> _Data provided_
☆ ☆ ☆ ☆ ☆ ☆ ☆
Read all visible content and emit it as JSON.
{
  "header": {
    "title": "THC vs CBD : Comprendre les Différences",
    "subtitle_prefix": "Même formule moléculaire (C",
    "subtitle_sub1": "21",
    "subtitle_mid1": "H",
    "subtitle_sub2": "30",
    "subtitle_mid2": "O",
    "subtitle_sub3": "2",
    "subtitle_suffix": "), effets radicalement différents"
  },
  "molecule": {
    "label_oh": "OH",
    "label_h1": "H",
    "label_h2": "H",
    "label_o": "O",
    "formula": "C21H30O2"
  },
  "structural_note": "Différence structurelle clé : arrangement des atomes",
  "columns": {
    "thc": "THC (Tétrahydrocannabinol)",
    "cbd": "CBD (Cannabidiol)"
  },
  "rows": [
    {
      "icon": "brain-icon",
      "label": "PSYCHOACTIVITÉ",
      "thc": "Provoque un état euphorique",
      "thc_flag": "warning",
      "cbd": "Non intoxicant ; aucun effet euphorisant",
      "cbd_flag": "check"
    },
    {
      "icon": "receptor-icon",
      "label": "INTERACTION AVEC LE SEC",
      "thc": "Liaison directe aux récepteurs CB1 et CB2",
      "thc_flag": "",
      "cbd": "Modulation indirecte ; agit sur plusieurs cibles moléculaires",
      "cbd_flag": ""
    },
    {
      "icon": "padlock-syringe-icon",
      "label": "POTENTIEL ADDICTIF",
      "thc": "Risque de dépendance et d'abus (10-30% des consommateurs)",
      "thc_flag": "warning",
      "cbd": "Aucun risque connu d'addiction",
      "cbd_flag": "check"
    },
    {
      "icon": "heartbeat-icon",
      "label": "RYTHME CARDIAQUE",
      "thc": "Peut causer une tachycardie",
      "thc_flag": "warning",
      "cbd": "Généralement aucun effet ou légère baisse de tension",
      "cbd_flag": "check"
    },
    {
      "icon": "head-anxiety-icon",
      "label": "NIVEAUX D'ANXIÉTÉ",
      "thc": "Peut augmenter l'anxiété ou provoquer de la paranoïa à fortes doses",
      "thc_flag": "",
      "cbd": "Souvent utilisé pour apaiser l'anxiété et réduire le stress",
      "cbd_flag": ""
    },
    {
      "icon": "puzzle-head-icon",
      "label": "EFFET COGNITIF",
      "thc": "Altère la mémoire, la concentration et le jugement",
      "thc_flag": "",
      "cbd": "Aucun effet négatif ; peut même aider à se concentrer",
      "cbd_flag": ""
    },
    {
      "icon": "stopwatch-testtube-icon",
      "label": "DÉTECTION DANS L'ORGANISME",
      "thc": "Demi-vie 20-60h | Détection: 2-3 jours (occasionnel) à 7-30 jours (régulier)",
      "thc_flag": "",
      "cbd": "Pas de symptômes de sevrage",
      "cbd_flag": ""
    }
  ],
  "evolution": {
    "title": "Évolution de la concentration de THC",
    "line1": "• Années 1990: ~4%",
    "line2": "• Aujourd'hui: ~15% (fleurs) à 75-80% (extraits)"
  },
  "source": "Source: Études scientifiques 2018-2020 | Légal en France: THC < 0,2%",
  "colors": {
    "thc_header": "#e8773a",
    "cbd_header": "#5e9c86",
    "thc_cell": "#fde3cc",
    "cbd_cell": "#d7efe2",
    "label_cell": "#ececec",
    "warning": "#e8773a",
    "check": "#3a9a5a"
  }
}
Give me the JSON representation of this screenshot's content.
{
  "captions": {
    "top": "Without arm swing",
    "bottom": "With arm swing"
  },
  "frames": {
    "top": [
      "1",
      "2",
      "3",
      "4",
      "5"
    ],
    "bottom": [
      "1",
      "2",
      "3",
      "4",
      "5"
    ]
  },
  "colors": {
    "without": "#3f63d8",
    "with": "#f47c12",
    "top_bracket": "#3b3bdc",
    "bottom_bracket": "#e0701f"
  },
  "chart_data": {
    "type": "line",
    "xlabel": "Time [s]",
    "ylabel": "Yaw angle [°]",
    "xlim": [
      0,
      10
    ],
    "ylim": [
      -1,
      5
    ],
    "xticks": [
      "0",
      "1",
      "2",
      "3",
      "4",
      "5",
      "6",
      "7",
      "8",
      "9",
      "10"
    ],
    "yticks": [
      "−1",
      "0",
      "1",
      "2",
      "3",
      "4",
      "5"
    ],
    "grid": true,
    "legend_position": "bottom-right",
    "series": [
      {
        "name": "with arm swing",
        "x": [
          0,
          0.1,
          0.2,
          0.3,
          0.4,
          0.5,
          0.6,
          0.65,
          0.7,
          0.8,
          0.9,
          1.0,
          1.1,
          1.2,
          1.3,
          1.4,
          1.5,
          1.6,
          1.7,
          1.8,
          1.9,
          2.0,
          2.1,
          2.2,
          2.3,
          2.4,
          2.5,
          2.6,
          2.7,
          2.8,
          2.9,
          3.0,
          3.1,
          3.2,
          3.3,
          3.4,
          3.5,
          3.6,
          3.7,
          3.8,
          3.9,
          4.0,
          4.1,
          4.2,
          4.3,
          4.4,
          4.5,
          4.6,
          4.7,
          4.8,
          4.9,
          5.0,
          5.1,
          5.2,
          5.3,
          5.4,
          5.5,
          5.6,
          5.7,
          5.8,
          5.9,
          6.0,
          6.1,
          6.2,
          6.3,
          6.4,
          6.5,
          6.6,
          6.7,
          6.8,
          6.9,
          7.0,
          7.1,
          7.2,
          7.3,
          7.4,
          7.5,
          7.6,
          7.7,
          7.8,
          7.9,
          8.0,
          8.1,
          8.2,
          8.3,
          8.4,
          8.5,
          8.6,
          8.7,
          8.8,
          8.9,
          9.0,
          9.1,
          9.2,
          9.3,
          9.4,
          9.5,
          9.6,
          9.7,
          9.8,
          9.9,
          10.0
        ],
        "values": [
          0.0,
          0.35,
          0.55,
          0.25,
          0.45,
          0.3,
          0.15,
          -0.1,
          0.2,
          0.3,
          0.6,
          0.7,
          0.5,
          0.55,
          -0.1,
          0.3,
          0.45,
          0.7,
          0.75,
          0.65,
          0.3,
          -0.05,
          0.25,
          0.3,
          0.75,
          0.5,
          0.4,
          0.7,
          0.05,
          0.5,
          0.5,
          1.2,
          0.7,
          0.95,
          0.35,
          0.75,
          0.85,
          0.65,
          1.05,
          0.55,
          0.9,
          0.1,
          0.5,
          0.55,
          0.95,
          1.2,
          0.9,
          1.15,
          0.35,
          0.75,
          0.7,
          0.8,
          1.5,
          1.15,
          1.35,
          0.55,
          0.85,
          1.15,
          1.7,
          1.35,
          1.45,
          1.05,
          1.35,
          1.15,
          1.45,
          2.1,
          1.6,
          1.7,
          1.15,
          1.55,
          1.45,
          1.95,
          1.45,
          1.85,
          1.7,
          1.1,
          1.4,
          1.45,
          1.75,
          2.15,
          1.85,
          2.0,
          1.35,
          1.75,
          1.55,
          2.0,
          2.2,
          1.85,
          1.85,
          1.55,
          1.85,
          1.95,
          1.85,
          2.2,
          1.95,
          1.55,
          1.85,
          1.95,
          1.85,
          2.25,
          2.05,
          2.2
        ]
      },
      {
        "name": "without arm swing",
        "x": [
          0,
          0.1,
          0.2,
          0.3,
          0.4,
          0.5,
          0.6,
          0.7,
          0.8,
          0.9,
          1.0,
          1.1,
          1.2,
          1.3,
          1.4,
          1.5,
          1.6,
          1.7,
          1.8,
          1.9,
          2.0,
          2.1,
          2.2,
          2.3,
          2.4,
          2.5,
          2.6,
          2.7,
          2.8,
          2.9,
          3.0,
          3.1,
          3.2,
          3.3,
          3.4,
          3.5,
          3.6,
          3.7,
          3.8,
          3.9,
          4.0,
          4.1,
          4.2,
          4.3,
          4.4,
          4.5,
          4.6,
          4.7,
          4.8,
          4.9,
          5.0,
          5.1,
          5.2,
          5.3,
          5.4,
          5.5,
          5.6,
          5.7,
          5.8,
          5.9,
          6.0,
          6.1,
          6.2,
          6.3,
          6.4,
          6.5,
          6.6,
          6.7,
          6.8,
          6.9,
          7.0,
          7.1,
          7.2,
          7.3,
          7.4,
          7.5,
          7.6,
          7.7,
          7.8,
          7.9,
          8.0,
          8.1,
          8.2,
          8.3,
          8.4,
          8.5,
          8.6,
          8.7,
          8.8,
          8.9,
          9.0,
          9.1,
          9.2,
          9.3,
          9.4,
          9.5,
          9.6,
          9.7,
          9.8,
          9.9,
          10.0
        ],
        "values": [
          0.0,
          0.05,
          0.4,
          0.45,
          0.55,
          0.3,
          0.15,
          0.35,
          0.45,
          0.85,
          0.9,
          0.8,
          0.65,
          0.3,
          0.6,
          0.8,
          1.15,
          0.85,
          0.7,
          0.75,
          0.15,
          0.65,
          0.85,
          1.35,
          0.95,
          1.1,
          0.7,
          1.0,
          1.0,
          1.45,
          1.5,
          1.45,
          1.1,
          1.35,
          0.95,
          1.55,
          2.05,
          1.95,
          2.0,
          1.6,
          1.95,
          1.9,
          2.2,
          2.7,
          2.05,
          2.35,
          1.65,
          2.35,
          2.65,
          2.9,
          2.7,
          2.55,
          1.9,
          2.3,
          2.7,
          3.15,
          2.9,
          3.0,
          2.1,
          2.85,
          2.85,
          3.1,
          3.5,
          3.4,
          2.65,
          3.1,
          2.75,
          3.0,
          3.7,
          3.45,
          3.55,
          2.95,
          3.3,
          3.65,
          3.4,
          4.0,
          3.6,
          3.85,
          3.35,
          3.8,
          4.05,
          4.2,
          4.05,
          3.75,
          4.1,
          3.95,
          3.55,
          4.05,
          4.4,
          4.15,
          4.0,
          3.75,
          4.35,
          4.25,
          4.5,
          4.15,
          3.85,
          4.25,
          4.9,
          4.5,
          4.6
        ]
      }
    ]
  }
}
☆ ☆ ☆ ☆ ☆ ☆ ☆
> _Task description_
Check every line of the data above for the string "concentration", and copy those that have it.

> _The solution_
      "thc": "Altère la mémoire, la concentration et le jugement",
    "title": "Évolution de la concentration de THC",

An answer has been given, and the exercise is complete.